# 01 Spark Dataframes

---

## 1.1 Setting Up A SparkSession

To use PySpark, we must first set up a `SparkSession`. A `SparkSession` is an API through which Python code gets translated to Spark code. To start a `SparkSession`, we load in the `SparkSession` object from the `pyspark.sql` module and running some boilerplate:

In [5]:
from pyspark.sql import SparkSession

# build a SparkSession
spark = SparkSession.builder.appName("Spark Basics").getOrCreate()

<br>

---

<br>

## 1.2 Reading Data

Once a `SparkSession` has been set up, we can begin reading in data. This can be done in multiple different ways depending on the context of where we are running our code. For example:

1) If we are running our code on a local machine, we can read in flat files like `.csv`, `.txt`, `.JSON`, etc. directly into memory.

2) If we are on Databricks, we can query an existing table in the data warehouse using SQL syntax: `spark.sql("SELECT * FROM mytable")`

This notebook will load data from a local machine, which can be done by using the various `read.<file extension>` functions.

In [6]:
df_people = spark.read.json("../course_materials/Spark_Dataframes/people.json")
df_sales = spark.read.csv("../course_materials/Spark_Dataframes/sales_info.csv")

It is also possible to first read in a flat file as a Pandas dataframe, then convert it into a Spark dataframe. This can be done using the `createDataFrame()` method from the `SparkSession` object. This is convenient if Pandas has a specific functionality that we want to take advantage (such as inferring schema automatically from `.csv` files).

* [DATA ROWS]:
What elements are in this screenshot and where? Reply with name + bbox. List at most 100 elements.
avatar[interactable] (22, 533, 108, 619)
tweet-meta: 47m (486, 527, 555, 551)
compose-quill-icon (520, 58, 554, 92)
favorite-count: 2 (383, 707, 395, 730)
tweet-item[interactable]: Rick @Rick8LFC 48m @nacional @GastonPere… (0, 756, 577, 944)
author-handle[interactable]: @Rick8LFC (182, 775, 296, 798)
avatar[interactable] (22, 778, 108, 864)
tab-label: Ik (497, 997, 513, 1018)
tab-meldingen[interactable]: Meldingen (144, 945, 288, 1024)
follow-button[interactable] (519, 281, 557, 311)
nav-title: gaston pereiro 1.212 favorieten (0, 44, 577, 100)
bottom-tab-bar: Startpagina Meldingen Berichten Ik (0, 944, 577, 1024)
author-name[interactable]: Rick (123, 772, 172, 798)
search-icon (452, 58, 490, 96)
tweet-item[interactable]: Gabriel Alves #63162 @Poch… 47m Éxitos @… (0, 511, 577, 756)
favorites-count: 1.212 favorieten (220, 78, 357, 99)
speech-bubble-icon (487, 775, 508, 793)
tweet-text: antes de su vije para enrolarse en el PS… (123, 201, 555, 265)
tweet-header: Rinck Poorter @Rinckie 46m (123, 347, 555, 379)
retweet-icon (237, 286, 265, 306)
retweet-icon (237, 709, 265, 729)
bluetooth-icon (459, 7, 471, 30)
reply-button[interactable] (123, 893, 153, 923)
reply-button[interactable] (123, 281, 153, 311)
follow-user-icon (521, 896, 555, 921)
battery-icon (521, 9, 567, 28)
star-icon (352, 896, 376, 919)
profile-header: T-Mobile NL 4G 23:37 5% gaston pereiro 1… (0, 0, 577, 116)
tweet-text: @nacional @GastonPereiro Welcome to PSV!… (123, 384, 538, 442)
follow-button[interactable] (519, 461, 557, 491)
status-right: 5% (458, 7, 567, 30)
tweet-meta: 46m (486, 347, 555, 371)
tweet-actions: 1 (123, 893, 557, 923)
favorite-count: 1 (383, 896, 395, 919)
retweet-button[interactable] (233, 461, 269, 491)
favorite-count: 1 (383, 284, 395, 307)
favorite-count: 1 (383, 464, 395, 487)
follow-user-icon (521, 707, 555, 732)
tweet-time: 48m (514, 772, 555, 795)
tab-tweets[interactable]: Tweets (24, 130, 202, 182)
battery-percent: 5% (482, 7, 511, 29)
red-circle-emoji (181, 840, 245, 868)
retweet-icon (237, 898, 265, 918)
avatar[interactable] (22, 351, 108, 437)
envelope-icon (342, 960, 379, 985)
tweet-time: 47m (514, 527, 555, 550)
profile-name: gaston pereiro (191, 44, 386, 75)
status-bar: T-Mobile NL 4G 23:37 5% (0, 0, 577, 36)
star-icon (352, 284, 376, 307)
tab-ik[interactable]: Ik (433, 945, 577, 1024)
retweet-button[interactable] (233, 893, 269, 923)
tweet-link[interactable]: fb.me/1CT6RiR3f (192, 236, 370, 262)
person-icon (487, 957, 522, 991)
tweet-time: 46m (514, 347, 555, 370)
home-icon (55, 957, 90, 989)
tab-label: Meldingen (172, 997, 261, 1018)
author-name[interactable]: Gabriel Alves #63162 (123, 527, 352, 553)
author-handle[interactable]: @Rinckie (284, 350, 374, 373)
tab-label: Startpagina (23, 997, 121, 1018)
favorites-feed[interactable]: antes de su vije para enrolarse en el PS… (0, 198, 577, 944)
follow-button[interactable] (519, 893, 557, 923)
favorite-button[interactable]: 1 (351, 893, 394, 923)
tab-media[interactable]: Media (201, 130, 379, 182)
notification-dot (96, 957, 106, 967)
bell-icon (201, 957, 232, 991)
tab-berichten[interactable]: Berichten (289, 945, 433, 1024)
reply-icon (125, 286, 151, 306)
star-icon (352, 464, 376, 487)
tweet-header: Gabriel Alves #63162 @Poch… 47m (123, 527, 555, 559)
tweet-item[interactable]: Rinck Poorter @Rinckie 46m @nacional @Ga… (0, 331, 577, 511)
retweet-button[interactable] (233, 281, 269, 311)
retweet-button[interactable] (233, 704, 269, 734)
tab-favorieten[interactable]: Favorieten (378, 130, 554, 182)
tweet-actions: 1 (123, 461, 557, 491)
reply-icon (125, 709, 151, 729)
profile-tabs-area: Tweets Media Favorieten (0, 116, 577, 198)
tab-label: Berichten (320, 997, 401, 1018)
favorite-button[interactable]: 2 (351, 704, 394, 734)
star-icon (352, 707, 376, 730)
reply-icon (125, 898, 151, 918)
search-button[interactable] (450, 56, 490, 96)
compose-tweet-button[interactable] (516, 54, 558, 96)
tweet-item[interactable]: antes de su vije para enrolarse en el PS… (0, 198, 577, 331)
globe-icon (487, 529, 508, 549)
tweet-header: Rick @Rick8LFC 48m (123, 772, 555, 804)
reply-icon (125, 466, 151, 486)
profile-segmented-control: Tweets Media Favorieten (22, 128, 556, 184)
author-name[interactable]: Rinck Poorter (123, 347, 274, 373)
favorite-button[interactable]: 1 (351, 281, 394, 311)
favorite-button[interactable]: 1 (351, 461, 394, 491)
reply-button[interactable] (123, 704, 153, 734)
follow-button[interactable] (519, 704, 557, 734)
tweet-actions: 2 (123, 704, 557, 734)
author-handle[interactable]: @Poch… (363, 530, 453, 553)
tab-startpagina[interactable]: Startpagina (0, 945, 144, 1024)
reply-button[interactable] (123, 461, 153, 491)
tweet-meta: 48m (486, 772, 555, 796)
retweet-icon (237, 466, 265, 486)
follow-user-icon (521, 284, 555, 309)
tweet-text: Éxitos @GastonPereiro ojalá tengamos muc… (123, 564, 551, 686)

* [TASK SET]:
1. In the Spark dataframes notebook, which method turns a Pandas dataframe into a Spark dataframe?
2. Resume the Spark dataframes notebook after its last sentence, the one about using Pandas to infer a schema.

* [RESPONSES IN ORDER]:
1. The `createDataFrame()` method from the `SparkSession` object.

2.
In [7]:
import pandas as pd

# read
df_sales = pd.read_csv("../course_materials/Spark_Dataframes/sales_info.csv")

df_sales = spark.createDataFrame(df_sales)

In [8]:
df_sales.printSchema()

root
 |-- Company: string (nullable = true)
 |-- Person: string (nullable = true)
 |-- Sales: long (nullable = true)



<br>

---

<br>

## 1.3 Spark Dataframes

Spark will store data in so-called **Spark Dataframes**. Unlike PANDAS dataframes, operations on Spark dataframes are meant to be executed on distributed compute / compute clusters (e.g. Databricks) and are meant to be manipulated using the Spark language. Consequently, this means that Spark dataframes are not compatible with standard python functions like `print()`. Instead, we will generally need to methods specific to Spark dataframe objects in order to manipulate them correctly.

In [6]:
# trying to print a spark dataframe with print()
# won't actually show the dataframe
print(df_people)

DataFrame[age: bigint, name: string]


In [21]:
# we can "print" a Spark dataframe
# by calling the show() method
df_people.show()

+----+-------+
| age|   name|
+----+-------+
|NULL|Michael|
|  30|   Andy|
|  19| Justin|
+----+-------+



<br>

---

<br>

## 1.4 Schemas

The structure of a Spark dataframe is defined by its `schema`. Just like SQL, a **schema** is a dictionary that assigns each column a specific data typing and additional options (e.g. can the column contain nulls?)

In [8]:
# the schema of a dataframe can be viewed with the
# printSchema() method
df_people.printSchema()

root
 |-- age: long (nullable = true)
 |-- name: string (nullable = true)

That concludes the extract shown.